_GIVEN PROBLEM_: Pick out each line of the records that includes the string "CMYK", and copy it.

_SOURCE MATERIAL_:
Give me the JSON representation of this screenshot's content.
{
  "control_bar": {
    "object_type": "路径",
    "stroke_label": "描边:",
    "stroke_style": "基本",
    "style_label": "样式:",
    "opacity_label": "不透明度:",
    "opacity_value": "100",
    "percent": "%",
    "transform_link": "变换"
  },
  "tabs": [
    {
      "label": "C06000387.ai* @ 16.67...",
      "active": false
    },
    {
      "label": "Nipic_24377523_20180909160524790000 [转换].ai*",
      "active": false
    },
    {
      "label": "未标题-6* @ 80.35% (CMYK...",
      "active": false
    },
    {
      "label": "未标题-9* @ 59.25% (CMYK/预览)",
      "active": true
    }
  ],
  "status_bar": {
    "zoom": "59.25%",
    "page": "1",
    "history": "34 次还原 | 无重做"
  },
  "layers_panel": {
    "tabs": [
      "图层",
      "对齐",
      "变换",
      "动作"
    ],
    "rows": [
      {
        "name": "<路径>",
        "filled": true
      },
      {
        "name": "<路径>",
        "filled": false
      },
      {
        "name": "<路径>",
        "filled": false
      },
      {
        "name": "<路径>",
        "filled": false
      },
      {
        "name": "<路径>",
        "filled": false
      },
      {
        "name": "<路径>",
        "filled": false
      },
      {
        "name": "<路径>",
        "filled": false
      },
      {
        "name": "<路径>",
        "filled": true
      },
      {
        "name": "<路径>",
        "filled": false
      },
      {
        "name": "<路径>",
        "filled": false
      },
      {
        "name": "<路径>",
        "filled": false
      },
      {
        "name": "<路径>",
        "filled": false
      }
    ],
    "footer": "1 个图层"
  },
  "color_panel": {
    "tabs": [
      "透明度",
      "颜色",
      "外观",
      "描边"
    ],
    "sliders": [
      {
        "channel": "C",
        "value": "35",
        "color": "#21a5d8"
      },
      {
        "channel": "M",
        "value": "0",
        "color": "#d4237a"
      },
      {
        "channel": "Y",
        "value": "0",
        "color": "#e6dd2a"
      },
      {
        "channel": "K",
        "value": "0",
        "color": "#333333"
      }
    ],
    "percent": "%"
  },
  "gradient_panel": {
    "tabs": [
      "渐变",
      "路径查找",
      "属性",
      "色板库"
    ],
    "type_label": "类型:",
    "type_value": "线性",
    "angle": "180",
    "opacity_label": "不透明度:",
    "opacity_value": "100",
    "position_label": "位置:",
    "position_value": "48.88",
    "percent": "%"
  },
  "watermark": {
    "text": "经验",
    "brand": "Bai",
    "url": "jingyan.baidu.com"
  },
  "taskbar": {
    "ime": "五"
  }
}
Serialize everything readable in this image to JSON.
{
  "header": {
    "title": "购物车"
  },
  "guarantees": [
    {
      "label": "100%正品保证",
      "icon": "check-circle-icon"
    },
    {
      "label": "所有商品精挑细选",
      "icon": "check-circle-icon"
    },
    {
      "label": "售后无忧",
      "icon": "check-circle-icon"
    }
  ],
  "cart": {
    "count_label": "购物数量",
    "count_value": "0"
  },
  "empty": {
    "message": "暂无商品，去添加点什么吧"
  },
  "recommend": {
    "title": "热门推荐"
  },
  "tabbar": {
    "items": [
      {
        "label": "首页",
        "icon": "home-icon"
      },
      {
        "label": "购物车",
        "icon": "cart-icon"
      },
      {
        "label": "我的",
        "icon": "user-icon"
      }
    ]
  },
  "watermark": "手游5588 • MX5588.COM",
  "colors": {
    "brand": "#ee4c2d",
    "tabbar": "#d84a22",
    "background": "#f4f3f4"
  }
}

_EXERCISE OUTPUT_:
      "label": "未标题-6* @ 80.35% (CMYK...",
      "label": "未标题-9* @ 59.25% (CMYK/预览)",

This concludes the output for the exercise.